Written exercise | All entries must be repeated exactly; do not include the pictures.

(Extracted records)
** Begin **
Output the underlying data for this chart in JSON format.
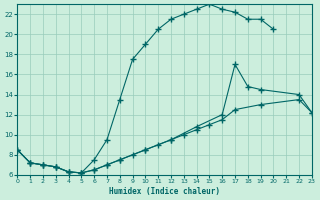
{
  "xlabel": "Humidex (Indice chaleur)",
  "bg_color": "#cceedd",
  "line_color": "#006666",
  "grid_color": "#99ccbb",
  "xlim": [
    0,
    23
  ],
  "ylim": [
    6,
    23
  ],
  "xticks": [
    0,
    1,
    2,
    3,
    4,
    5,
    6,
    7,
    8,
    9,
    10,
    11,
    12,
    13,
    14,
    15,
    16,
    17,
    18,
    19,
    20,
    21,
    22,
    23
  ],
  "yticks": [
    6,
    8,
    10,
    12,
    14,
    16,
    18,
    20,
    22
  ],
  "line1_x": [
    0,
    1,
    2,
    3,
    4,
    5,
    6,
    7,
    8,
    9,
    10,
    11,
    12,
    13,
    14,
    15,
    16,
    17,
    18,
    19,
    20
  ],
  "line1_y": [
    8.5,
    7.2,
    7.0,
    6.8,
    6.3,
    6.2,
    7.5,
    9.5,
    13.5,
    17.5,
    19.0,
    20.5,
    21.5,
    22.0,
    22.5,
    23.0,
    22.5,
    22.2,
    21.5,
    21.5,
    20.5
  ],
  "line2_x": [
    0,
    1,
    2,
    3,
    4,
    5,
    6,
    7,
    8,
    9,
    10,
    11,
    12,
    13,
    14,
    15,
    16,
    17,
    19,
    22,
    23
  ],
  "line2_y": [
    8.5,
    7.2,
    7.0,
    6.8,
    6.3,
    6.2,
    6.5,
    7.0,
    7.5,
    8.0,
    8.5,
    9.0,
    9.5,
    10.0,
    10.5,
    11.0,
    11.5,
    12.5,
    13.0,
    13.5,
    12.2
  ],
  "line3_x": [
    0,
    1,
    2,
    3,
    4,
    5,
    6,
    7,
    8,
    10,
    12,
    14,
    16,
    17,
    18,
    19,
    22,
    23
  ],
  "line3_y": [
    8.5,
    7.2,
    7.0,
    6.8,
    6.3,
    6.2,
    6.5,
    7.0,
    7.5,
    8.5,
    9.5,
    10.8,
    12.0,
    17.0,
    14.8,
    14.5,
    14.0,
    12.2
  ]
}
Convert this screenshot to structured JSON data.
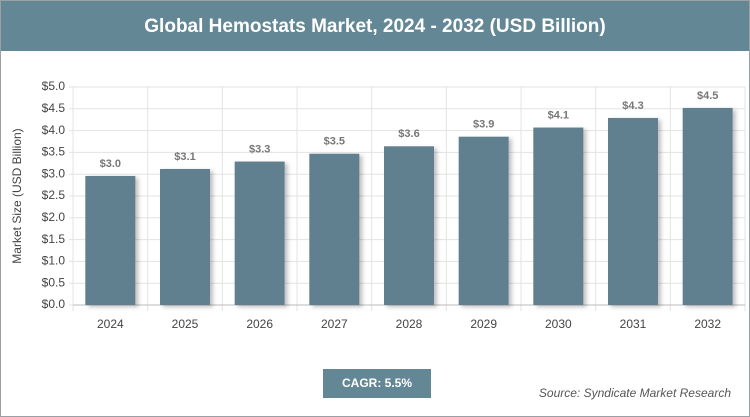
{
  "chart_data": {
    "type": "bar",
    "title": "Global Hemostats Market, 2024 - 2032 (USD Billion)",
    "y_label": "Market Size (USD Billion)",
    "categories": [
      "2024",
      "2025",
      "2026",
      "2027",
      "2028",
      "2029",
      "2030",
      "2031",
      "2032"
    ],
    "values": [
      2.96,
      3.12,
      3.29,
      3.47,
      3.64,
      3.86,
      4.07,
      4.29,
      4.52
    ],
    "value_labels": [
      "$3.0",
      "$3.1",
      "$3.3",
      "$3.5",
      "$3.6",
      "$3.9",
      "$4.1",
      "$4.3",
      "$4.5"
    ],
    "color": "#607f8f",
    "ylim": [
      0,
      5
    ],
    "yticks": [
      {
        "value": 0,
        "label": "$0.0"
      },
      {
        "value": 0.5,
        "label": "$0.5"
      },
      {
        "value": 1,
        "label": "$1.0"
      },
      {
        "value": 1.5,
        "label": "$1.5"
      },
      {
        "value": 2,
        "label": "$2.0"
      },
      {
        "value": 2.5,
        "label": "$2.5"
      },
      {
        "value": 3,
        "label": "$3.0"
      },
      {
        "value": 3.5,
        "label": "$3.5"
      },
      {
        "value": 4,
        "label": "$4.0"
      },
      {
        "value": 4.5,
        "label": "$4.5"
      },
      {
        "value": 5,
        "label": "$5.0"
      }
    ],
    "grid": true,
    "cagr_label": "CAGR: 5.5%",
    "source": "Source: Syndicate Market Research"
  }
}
** End **
Final answer |
Output the underlying data for this chart in JSON format.
{
  "xlabel": "Humidex (Indice chaleur)",
  "bg_color": "#cceedd",
  "line_color": "#006666",
  "grid_color": "#99ccbb",
  "xlim": [
    0,
    23
  ],
  "ylim": [
    6,
    23
  ],
  "xticks": [
    0,
    1,
    2,
    3,
    4,
    5,
    6,
    7,
    8,
    9,
    10,
    11,
    12,
    13,
    14,
    15,
    16,
    17,
    18,
    19,
    20,
    21,
    22,
    23
  ],
  "yticks": [
    6,
    8,
    10,
    12,
    14,
    16,
    18,
    20,
    22
  ],
  "line1_x": [
    0,
    1,
    2,
    3,
    4,
    5,
    6,
    7,
    8,
    9,
    10,
    11,
    12,
    13,
    14,
    15,
    16,
    17,
    18,
    19,
    20
  ],
  "line1_y": [
    8.5,
    7.2,
    7.0,
    6.8,
    6.3,
    6.2,
    7.5,
    9.5,
    13.5,
    17.5,
    19.0,
    20.5,
    21.5,
    22.0,
    22.5,
    23.0,
    22.5,
    22.2,
    21.5,
    21.5,
    20.5
  ],
  "line2_x": [
    0,
    1,
    2,
    3,
    4,
    5,
    6,
    7,
    8,
    9,
    10,
    11,
    12,
    13,
    14,
    15,
    16,
    17,
    19,
    22,
    23
  ],
  "line2_y": [
    8.5,
    7.2,
    7.0,
    6.8,
    6.3,
    6.2,
    6.5,
    7.0,
    7.5,
    8.0,
    8.5,
    9.0,
    9.5,
    10.0,
    10.5,
    11.0,
    11.5,
    12.5,
    13.0,
    13.5,
    12.2
  ],
  "line3_x": [
    0,
    1,
    2,
    3,
    4,
    5,
    6,
    7,
    8,
    10,
    12,
    14,
    16,
    17,
    18,
    19,
    22,
    23
  ],
  "line3_y": [
    8.5,
    7.2,
    7.0,
    6.8,
    6.3,
    6.2,
    6.5,
    7.0,
    7.5,
    8.5,
    9.5,
    10.8,
    12.0,
    17.0,
    14.8,
    14.5,
    14.0,
    12.2
  ]
}
Convert this screenshot to structured JSON data.
{
  "chart_data": {
    "type": "bar",
    "title": "Global Hemostats Market, 2024 - 2032 (USD Billion)",
    "y_label": "Market Size (USD Billion)",
    "categories": [
      "2024",
      "2025",
      "2026",
      "2027",
      "2028",
      "2029",
      "2030",
      "2031",
      "2032"
    ],
    "values": [
      2.96,
      3.12,
      3.29,
      3.47,
      3.64,
      3.86,
      4.07,
      4.29,
      4.52
    ],
    "value_labels": [
      "$3.0",
      "$3.1",
      "$3.3",
      "$3.5",
      "$3.6",
      "$3.9",
      "$4.1",
      "$4.3",
      "$4.5"
    ],
    "color": "#607f8f",
    "ylim": [
      0,
      5
    ],
    "yticks": [
      {
        "value": 0,
        "label": "$0.0"
      },
      {
        "value": 0.5,
        "label": "$0.5"
      },
      {
        "value": 1,
        "label": "$1.0"
      },
      {
        "value": 1.5,
        "label": "$1.5"
      },
      {
        "value": 2,
        "label": "$2.0"
      },
      {
        "value": 2.5,
        "label": "$2.5"
      },
      {
        "value": 3,
        "label": "$3.0"
      },
      {
        "value": 3.5,
        "label": "$3.5"
      },
      {
        "value": 4,
        "label": "$4.0"
      },
      {
        "value": 4.5,
        "label": "$4.5"
      },
      {
        "value": 5,
        "label": "$5.0"
      }
    ],
    "grid": true,
    "cagr_label": "CAGR: 5.5%",
    "source": "Source: Syndicate Market Research"
  }
}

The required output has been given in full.